-- START --

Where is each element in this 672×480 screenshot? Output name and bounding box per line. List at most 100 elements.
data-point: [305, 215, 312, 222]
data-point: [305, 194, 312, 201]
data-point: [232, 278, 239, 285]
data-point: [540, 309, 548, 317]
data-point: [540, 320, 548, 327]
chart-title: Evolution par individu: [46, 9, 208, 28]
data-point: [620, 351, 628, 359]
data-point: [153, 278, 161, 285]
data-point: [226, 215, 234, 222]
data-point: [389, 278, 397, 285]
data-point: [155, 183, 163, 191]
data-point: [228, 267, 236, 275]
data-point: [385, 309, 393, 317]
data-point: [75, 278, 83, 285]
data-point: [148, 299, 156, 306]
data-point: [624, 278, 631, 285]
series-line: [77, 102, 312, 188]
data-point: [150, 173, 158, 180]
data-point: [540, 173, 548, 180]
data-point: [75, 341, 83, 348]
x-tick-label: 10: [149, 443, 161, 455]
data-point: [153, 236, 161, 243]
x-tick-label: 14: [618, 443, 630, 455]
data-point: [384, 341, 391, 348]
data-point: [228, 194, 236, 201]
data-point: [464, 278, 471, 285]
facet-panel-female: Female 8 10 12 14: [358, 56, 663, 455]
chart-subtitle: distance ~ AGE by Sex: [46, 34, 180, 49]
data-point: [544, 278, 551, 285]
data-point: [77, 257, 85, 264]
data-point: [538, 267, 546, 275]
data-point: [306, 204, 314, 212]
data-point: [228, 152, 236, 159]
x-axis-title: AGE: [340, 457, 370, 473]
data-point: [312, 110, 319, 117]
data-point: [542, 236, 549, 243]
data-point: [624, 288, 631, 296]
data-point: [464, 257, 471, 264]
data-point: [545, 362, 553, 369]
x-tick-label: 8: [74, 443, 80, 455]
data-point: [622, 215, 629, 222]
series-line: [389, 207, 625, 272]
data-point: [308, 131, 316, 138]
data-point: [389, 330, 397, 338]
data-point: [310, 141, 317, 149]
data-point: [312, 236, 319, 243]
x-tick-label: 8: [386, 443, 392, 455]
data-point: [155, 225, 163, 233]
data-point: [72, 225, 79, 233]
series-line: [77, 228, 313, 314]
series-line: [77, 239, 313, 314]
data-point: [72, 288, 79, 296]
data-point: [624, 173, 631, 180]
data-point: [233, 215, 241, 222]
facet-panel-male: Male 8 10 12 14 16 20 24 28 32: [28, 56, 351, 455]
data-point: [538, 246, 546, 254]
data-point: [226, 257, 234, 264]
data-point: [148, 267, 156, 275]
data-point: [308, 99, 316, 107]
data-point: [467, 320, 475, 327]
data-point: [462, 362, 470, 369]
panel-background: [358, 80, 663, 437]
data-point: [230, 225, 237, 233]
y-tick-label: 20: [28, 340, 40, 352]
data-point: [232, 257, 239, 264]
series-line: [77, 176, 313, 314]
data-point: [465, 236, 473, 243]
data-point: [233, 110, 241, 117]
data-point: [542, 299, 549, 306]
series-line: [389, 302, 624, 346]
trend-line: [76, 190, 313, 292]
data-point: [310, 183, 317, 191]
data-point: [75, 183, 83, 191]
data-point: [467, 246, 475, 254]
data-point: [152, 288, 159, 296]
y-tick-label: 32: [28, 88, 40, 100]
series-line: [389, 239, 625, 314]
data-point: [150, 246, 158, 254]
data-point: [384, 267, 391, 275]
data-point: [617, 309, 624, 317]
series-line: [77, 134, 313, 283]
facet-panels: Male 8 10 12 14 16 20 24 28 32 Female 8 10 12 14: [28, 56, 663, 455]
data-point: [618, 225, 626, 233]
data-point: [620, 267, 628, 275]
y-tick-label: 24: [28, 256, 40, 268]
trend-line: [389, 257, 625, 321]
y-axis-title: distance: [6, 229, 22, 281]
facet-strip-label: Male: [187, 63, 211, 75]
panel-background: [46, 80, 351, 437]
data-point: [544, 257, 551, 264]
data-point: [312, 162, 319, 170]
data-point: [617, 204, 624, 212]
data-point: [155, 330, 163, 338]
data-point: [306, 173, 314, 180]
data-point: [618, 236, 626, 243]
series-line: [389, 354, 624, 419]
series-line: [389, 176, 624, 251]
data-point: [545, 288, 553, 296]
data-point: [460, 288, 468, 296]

-- END --

Stated goal
Convert every line of the records above into a JSON list of strings, one string per line, and leave out any blank lines.

Result
[
  "Where is each element in this 672×480 screenshot? Output name and bounding box per line. List at most 100 elements.",
  "data-point: [305, 215, 312, 222]",
  "data-point: [305, 194, 312, 201]",
  "data-point: [232, 278, 239, 285]",
  "data-point: [540, 309, 548, 317]",
  "data-point: [540, 320, 548, 327]",
  "chart-title: Evolution par individu: [46, 9, 208, 28]",
  "data-point: [620, 351, 628, 359]",
  "data-point: [153, 278, 161, 285]",
  "data-point: [226, 215, 234, 222]",
  "data-point: [389, 278, 397, 285]",
  "data-point: [155, 183, 163, 191]",
  "data-point: [228, 267, 236, 275]",
  "data-point: [385, 309, 393, 317]",
  "data-point: [75, 278, 83, 285]",
  "data-point: [148, 299, 156, 306]",
  "data-point: [624, 278, 631, 285]",
  "series-line: [77, 102, 312, 188]",
  "data-point: [150, 173, 158, 180]",
  "data-point: [540, 173, 548, 180]",
  "data-point: [75, 341, 83, 348]",
  "x-tick-label: 10: [149, 443, 161, 455]",
  "data-point: [153, 236, 161, 243]",
  "x-tick-label: 14: [618, 443, 630, 455]",
  "data-point: [384, 341, 391, 348]",
  "data-point: [228, 194, 236, 201]",
  "data-point: [464, 278, 471, 285]",
  "facet-panel-female: Female 8 10 12 14: [358, 56, 663, 455]",
  "chart-subtitle: distance ~ AGE by Sex: [46, 34, 180, 49]",
  "data-point: [544, 278, 551, 285]",
  "data-point: [77, 257, 85, 264]",
  "data-point: [538, 267, 546, 275]",
  "data-point: [306, 204, 314, 212]",
  "data-point: [228, 152, 236, 159]",
  "x-axis-title: AGE: [340, 457, 370, 473]",
  "data-point: [312, 110, 319, 117]",
  "data-point: [542, 236, 549, 243]",
  "data-point: [624, 288, 631, 296]",
  "data-point: [464, 257, 471, 264]",
  "data-point: [545, 362, 553, 369]",
  "x-tick-label: 8: [74, 443, 80, 455]",
  "data-point: [622, 215, 629, 222]",
  "series-line: [389, 207, 625, 272]",
  "data-point: [308, 131, 316, 138]",
  "data-point: [389, 330, 397, 338]",
  "data-point: [310, 141, 317, 149]",
  "data-point: [312, 236, 319, 243]",
  "x-tick-label: 8: [386, 443, 392, 455]",
  "data-point: [155, 225, 163, 233]",
  "data-point: [72, 225, 79, 233]",
  "series-line: [77, 228, 313, 314]",
  "series-line: [77, 239, 313, 314]",
  "data-point: [72, 288, 79, 296]",
  "data-point: [624, 173, 631, 180]",
  "data-point: [233, 215, 241, 222]",
  "facet-panel-male: Male 8 10 12 14 16 20 24 28 32: [28, 56, 351, 455]",
  "data-point: [538, 246, 546, 254]",
  "data-point: [226, 257, 234, 264]",
  "data-point: [148, 267, 156, 275]",
  "data-point: [308, 99, 316, 107]",
  "data-point: [467, 320, 475, 327]",
  "data-point: [462, 362, 470, 369]",
  "panel-background: [358, 80, 663, 437]",
  "data-point: [230, 225, 237, 233]",
  "y-tick-label: 20: [28, 340, 40, 352]",
  "data-point: [232, 257, 239, 264]",
  "series-line: [77, 176, 313, 314]",
  "data-point: [465, 236, 473, 243]",
  "data-point: [233, 110, 241, 117]",
  "data-point: [542, 299, 549, 306]",
  "series-line: [389, 302, 624, 346]",
  "trend-line: [76, 190, 313, 292]",
  "data-point: [310, 183, 317, 191]",
  "data-point: [75, 183, 83, 191]",
  "data-point: [467, 246, 475, 254]",
  "data-point: [152, 288, 159, 296]",
  "y-tick-label: 32: [28, 88, 40, 100]",
  "series-line: [389, 239, 625, 314]",
  "data-point: [150, 246, 158, 254]",
  "data-point: [384, 267, 391, 275]",
  "data-point: [617, 309, 624, 317]",
  "series-line: [77, 134, 313, 283]",
  "facet-panels: Male 8 10 12 14 16 20 24 28 32 Female 8 10 12 14: [28, 56, 663, 455]",
  "data-point: [618, 225, 626, 233]",
  "data-point: [620, 267, 628, 275]",
  "y-tick-label: 24: [28, 256, 40, 268]",
  "trend-line: [389, 257, 625, 321]",
  "y-axis-title: distance: [6, 229, 22, 281]",
  "facet-strip-label: Male: [187, 63, 211, 75]",
  "panel-background: [46, 80, 351, 437]",
  "data-point: [544, 257, 551, 264]",
  "data-point: [312, 162, 319, 170]",
  "data-point: [617, 204, 624, 212]",
  "data-point: [155, 330, 163, 338]",
  "data-point: [306, 173, 314, 180]",
  "data-point: [618, 236, 626, 243]",
  "series-line: [389, 354, 624, 419]",
  "series-line: [389, 176, 624, 251]",
  "data-point: [545, 288, 553, 296]",
  "data-point: [460, 288, 468, 296]"
]